**Dataset rows**
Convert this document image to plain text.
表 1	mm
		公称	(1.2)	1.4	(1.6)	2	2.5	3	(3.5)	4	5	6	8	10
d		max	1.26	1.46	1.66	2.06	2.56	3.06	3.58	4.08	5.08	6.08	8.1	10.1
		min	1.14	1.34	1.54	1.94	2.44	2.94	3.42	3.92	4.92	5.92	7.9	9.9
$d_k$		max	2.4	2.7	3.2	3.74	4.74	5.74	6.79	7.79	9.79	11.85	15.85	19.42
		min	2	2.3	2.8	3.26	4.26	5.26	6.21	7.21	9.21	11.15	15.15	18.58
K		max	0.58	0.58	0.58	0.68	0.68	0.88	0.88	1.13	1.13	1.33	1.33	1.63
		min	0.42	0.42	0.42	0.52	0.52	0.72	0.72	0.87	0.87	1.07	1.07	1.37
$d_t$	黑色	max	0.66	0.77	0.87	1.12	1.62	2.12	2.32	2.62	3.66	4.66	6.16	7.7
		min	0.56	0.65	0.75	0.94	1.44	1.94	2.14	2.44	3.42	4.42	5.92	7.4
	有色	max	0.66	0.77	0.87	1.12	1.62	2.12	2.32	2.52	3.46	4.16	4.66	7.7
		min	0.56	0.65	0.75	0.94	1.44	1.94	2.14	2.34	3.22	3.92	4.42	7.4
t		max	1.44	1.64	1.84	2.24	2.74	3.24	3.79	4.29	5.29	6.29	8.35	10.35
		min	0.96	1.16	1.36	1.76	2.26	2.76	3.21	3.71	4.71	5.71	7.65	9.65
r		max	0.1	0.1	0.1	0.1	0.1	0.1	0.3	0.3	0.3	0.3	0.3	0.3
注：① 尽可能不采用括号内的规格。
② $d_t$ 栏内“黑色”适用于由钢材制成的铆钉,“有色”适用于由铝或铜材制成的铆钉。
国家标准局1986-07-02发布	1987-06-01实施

**Task directions**
Reproduce the material in full, with no word added or dropped.

**Solution**
Convert this document image to plain text.
表 1	mm
		公称	(1.2)	1.4	(1.6)	2	2.5	3	(3.5)	4	5	6	8	10
d		max	1.26	1.46	1.66	2.06	2.56	3.06	3.58	4.08	5.08	6.08	8.1	10.1
		min	1.14	1.34	1.54	1.94	2.44	2.94	3.42	3.92	4.92	5.92	7.9	9.9
$d_k$		max	2.4	2.7	3.2	3.74	4.74	5.74	6.79	7.79	9.79	11.85	15.85	19.42
		min	2	2.3	2.8	3.26	4.26	5.26	6.21	7.21	9.21	11.15	15.15	18.58
K		max	0.58	0.58	0.58	0.68	0.68	0.88	0.88	1.13	1.13	1.33	1.33	1.63
		min	0.42	0.42	0.42	0.52	0.52	0.72	0.72	0.87	0.87	1.07	1.07	1.37
$d_t$	黑色	max	0.66	0.77	0.87	1.12	1.62	2.12	2.32	2.62	3.66	4.66	6.16	7.7
		min	0.56	0.65	0.75	0.94	1.44	1.94	2.14	2.44	3.42	4.42	5.92	7.4
	有色	max	0.66	0.77	0.87	1.12	1.62	2.12	2.32	2.52	3.46	4.16	4.66	7.7
		min	0.56	0.65	0.75	0.94	1.44	1.94	2.14	2.34	3.22	3.92	4.42	7.4
t		max	1.44	1.64	1.84	2.24	2.74	3.24	3.79	4.29	5.29	6.29	8.35	10.35
		min	0.96	1.16	1.36	1.76	2.26	2.76	3.21	3.71	4.71	5.71	7.65	9.65
r		max	0.1	0.1	0.1	0.1	0.1	0.1	0.3	0.3	0.3	0.3	0.3	0.3
注：① 尽可能不采用括号内的规格。
② $d_t$ 栏内“黑色”适用于由钢材制成的铆钉,“有色”适用于由铝或铜材制成的铆钉。
国家标准局1986-07-02发布	1987-06-01实施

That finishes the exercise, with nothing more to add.